## START The records

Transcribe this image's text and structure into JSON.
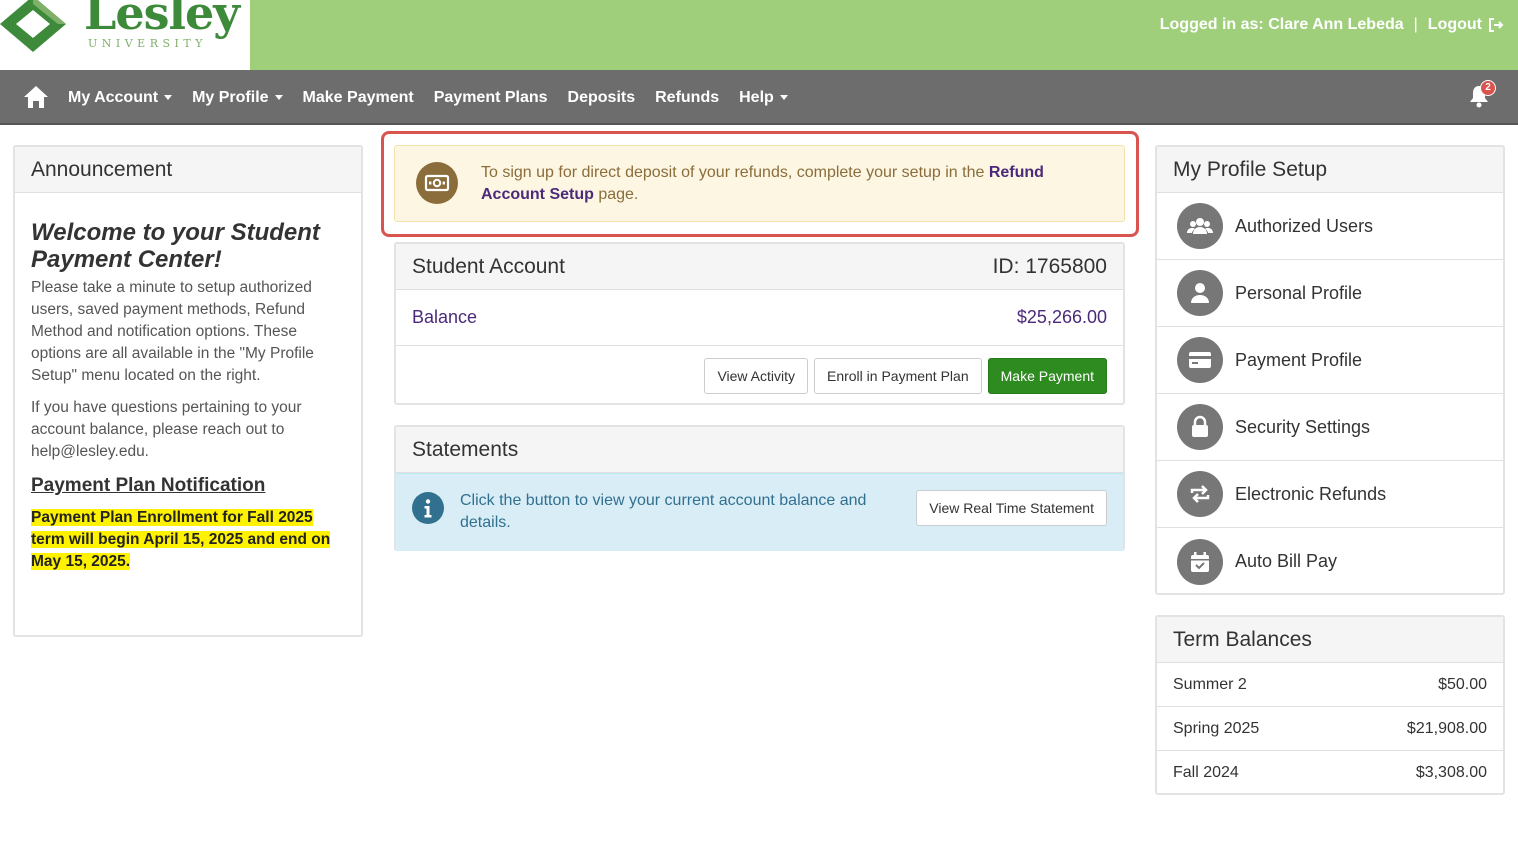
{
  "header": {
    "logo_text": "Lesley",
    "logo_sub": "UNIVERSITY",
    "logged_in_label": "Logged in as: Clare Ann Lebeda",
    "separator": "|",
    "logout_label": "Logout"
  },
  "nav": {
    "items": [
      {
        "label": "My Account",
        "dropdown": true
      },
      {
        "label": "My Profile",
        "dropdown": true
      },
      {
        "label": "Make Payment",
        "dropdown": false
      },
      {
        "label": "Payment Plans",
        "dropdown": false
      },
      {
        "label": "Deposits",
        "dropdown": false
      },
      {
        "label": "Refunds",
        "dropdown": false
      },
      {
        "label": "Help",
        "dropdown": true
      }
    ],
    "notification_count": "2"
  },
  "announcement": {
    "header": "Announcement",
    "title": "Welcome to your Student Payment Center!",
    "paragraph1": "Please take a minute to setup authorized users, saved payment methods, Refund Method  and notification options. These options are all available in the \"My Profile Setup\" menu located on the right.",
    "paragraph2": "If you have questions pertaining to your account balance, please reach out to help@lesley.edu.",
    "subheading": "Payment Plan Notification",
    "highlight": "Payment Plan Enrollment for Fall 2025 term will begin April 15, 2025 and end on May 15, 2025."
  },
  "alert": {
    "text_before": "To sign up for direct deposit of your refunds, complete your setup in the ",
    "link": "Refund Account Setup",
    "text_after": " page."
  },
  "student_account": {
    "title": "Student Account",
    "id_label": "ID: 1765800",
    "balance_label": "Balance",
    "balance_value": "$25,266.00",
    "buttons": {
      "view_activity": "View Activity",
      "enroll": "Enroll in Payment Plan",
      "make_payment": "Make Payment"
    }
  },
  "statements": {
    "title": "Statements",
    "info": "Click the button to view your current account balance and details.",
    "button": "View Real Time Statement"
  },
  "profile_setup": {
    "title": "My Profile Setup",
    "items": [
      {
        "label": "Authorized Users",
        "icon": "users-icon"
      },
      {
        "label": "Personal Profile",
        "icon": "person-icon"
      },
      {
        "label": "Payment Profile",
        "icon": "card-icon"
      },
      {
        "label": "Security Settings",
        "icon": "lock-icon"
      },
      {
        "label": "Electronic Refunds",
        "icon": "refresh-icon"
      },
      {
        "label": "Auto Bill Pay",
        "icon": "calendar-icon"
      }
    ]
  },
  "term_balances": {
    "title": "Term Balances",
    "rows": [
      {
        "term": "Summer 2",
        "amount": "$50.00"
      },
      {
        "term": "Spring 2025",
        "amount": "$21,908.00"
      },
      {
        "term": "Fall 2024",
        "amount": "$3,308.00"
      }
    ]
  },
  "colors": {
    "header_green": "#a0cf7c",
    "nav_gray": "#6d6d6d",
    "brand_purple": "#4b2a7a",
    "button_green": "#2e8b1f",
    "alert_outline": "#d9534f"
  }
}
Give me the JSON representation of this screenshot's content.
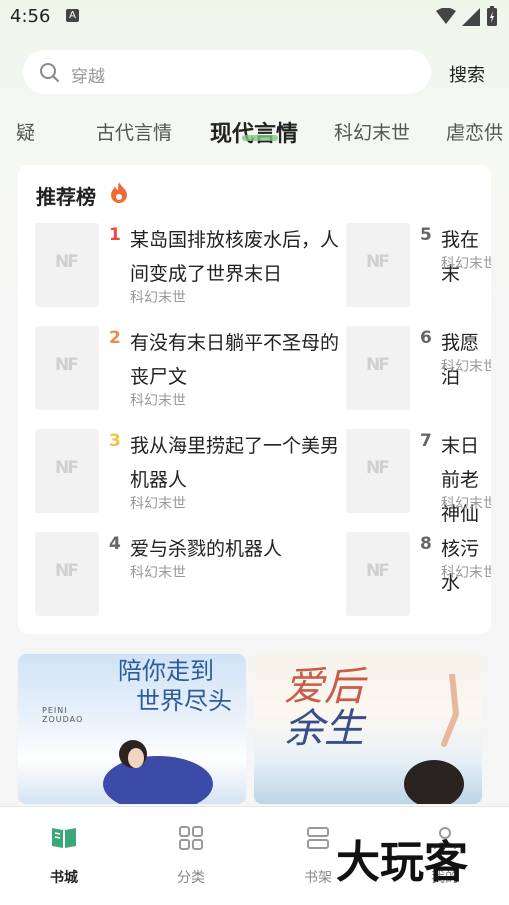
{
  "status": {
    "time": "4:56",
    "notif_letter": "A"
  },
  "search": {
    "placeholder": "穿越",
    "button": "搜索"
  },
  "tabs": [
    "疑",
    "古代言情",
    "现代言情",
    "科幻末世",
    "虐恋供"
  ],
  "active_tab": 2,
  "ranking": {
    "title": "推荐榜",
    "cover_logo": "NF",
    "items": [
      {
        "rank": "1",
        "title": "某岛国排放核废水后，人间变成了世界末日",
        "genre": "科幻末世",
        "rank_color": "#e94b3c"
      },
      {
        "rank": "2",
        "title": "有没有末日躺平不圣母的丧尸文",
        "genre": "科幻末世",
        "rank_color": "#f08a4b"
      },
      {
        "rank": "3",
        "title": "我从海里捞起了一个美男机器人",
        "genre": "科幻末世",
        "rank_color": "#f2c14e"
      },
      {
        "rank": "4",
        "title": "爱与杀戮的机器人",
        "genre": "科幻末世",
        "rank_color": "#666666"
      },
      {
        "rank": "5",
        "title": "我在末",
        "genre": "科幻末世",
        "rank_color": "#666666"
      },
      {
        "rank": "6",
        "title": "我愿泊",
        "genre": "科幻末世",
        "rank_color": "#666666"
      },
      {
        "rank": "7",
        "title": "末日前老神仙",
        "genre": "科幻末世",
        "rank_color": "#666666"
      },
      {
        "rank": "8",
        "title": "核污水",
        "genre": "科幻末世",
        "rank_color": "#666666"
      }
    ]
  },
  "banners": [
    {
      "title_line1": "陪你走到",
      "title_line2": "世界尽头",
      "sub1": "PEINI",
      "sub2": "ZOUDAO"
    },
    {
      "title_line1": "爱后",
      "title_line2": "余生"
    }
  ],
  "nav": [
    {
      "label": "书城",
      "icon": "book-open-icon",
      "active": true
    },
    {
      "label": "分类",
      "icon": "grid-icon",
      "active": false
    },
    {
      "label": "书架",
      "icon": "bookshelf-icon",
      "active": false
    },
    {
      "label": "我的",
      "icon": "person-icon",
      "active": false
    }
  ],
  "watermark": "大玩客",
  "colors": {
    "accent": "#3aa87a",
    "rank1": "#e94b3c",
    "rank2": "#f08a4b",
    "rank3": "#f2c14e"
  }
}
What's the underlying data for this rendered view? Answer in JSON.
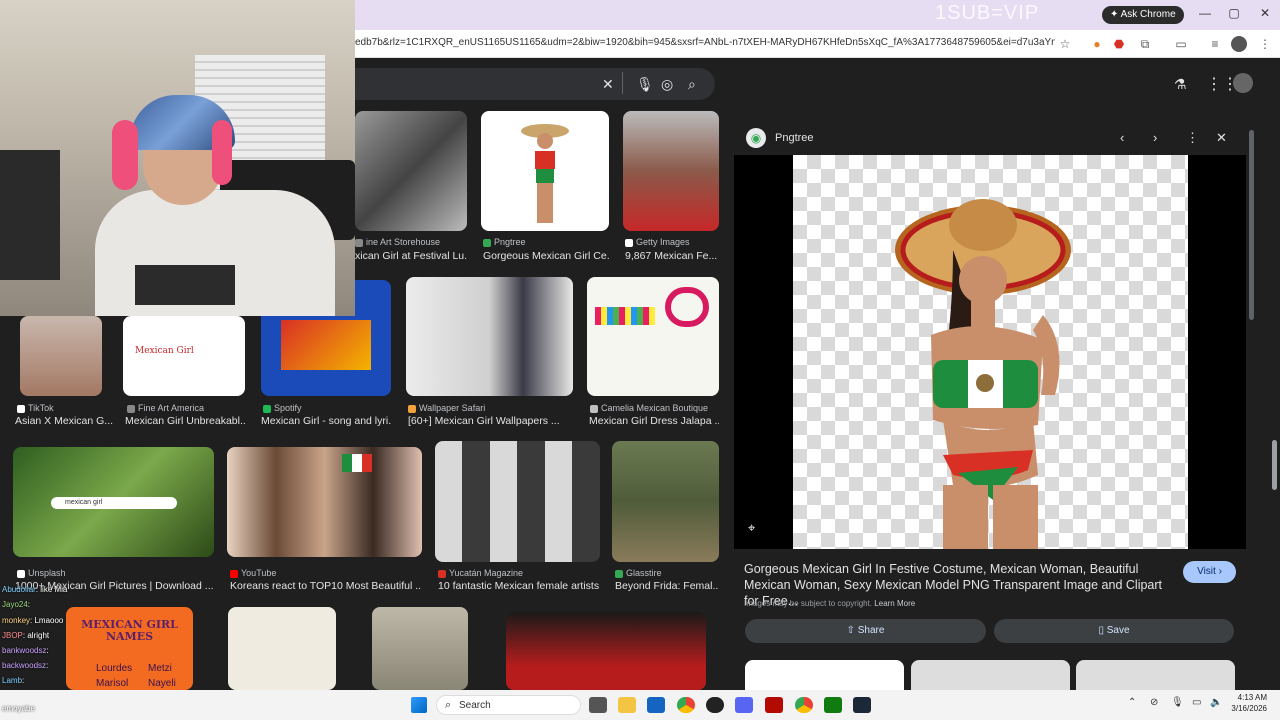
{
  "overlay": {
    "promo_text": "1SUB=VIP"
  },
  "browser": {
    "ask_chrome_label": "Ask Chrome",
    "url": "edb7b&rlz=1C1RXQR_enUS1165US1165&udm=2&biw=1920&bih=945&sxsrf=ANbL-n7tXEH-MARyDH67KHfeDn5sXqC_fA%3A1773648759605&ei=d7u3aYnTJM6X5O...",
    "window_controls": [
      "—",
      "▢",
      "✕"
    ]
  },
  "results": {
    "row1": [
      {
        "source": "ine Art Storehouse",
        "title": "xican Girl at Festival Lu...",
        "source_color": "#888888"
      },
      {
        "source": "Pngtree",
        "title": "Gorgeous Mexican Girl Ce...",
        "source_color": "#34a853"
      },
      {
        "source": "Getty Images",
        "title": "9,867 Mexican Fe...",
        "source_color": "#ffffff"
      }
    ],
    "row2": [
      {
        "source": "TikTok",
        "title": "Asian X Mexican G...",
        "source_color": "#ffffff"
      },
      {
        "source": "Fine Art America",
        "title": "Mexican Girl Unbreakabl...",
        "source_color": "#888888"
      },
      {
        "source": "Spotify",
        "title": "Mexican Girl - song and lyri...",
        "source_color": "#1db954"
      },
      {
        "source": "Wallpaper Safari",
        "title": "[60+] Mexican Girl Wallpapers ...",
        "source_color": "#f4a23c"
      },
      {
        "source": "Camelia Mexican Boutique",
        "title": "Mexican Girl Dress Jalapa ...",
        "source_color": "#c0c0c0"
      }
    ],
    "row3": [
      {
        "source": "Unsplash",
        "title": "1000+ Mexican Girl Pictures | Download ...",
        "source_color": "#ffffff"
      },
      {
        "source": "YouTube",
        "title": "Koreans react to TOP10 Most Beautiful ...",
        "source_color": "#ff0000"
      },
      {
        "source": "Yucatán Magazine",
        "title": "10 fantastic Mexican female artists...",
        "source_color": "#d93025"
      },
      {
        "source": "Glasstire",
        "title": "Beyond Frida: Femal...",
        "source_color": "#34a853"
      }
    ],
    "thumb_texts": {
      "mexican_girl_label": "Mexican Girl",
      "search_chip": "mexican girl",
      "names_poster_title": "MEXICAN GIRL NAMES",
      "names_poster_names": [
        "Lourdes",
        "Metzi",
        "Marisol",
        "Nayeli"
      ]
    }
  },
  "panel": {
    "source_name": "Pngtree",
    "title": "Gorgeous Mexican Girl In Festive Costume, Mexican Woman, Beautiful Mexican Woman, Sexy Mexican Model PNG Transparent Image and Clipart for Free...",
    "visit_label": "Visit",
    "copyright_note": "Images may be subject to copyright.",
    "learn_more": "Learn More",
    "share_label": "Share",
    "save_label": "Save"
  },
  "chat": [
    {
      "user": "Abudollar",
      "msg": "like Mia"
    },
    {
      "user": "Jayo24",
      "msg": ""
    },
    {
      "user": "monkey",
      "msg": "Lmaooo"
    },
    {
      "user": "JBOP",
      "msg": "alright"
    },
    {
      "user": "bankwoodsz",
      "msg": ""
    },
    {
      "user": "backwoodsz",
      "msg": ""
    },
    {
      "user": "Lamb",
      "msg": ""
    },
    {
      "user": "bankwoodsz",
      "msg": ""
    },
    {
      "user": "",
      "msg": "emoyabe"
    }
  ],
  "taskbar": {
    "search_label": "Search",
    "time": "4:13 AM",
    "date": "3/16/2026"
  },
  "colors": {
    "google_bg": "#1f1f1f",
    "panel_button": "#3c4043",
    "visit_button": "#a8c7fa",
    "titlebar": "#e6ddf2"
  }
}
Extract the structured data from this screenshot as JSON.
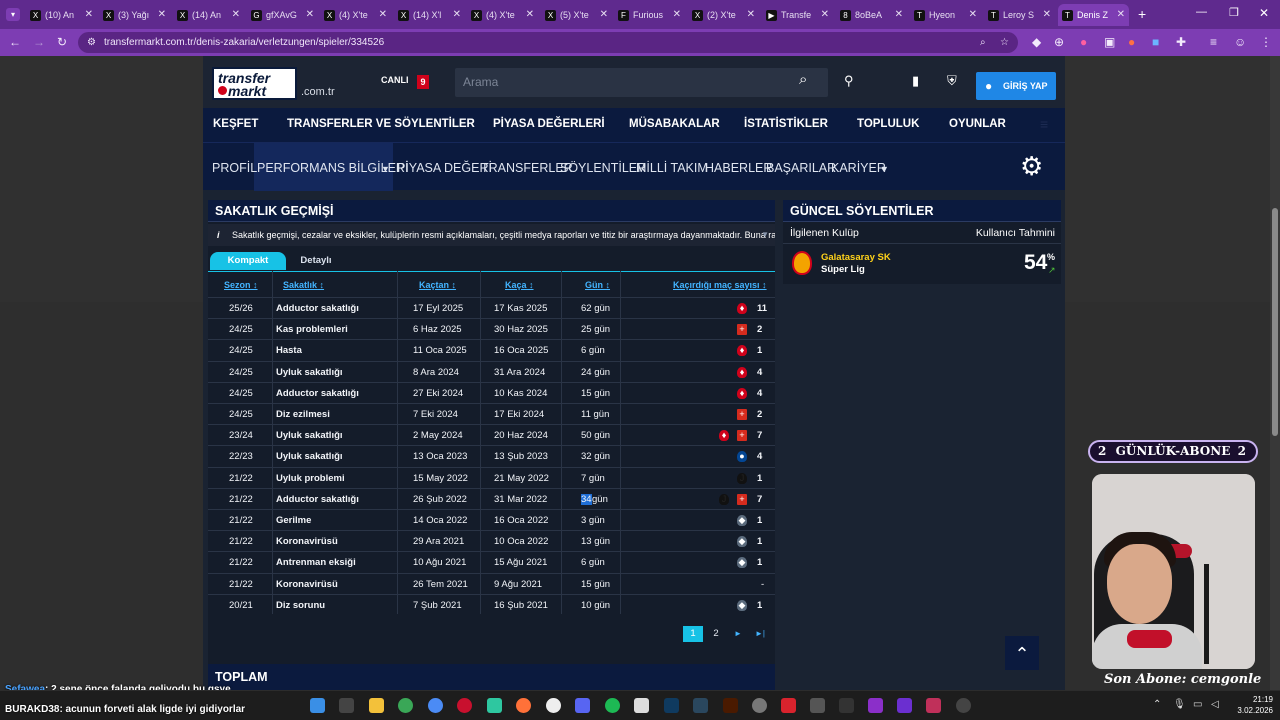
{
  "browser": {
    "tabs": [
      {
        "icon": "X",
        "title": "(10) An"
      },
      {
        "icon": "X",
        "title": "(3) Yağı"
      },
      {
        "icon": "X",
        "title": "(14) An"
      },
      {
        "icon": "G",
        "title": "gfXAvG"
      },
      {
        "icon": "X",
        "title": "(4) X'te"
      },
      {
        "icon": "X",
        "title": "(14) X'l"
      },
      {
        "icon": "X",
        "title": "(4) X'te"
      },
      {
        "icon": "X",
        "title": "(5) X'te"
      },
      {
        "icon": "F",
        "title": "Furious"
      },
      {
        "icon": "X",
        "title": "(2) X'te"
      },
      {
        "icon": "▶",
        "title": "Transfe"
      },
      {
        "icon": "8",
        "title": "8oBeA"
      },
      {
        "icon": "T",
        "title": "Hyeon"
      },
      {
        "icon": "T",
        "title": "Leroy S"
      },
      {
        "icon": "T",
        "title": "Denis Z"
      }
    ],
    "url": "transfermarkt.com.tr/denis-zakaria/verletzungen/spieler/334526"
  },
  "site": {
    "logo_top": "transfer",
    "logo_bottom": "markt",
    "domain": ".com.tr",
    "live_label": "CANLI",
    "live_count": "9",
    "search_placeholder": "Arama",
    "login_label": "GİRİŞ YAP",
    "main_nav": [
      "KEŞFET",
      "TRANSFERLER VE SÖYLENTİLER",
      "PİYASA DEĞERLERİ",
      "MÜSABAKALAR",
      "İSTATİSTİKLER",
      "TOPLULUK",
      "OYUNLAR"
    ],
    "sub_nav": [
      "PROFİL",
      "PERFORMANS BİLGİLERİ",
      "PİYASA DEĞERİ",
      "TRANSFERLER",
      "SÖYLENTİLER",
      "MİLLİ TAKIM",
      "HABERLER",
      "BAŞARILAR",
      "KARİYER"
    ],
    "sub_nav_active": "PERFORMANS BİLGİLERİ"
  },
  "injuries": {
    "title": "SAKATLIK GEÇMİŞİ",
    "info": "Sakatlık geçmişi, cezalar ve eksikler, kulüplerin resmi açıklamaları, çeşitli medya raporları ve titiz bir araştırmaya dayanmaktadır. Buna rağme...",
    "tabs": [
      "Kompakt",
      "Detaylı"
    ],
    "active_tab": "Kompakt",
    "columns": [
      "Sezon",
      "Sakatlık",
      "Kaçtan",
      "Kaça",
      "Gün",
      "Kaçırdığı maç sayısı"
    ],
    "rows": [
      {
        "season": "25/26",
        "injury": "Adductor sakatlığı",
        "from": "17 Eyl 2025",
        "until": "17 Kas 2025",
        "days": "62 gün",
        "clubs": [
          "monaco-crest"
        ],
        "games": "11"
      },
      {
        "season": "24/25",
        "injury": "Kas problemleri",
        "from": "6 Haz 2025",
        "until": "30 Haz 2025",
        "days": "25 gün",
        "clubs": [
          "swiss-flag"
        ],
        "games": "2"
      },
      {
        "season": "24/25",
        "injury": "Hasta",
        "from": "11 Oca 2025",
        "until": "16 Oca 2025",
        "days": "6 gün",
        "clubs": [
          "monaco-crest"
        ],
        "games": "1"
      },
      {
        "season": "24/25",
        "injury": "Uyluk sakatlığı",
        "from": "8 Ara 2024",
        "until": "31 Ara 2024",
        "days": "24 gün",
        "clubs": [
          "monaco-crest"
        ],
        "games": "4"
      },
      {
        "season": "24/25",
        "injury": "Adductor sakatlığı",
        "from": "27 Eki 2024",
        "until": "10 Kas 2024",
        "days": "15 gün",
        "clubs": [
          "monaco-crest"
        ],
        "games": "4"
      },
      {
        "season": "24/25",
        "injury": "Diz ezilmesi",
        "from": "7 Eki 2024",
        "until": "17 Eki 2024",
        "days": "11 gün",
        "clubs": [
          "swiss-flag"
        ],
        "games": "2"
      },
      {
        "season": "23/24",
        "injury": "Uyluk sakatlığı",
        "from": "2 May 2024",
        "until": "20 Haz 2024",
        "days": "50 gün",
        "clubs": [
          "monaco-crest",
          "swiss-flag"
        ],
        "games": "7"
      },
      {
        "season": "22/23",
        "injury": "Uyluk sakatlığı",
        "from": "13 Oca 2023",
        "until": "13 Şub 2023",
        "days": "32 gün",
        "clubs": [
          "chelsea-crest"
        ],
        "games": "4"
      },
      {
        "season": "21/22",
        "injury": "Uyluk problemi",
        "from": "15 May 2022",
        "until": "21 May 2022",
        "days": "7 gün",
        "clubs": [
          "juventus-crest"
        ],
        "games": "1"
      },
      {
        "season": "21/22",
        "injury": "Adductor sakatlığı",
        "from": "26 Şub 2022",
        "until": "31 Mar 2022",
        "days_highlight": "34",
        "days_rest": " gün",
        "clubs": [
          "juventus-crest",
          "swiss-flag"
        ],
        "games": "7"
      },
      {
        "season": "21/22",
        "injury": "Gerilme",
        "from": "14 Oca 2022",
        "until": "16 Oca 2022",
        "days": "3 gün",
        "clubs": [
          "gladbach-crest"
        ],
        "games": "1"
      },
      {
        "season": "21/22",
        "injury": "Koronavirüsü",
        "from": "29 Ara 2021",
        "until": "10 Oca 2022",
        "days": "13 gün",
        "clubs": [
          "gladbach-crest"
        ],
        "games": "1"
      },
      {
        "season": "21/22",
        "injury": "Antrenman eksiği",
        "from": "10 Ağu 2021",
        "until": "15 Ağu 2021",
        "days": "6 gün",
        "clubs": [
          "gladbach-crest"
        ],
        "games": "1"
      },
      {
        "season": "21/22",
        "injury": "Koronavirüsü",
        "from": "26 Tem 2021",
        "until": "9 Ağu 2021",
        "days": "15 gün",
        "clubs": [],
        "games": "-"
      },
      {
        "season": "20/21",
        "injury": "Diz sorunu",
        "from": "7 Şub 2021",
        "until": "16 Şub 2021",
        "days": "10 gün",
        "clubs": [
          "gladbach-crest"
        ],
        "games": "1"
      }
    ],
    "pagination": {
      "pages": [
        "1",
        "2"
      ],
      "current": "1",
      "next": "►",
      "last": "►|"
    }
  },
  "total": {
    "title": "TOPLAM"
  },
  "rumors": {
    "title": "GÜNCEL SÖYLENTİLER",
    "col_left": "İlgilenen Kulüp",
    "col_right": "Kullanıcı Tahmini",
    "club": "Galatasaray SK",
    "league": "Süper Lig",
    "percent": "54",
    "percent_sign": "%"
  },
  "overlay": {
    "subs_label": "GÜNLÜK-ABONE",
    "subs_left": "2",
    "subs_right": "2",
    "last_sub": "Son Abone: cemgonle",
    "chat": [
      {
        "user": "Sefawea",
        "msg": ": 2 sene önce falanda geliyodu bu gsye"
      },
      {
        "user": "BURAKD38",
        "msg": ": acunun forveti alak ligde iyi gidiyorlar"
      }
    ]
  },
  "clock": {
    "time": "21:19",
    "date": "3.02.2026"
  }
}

## END The records

What number of lines in the records contain the word "info"? Answer with that number alone.

Exercise result: 2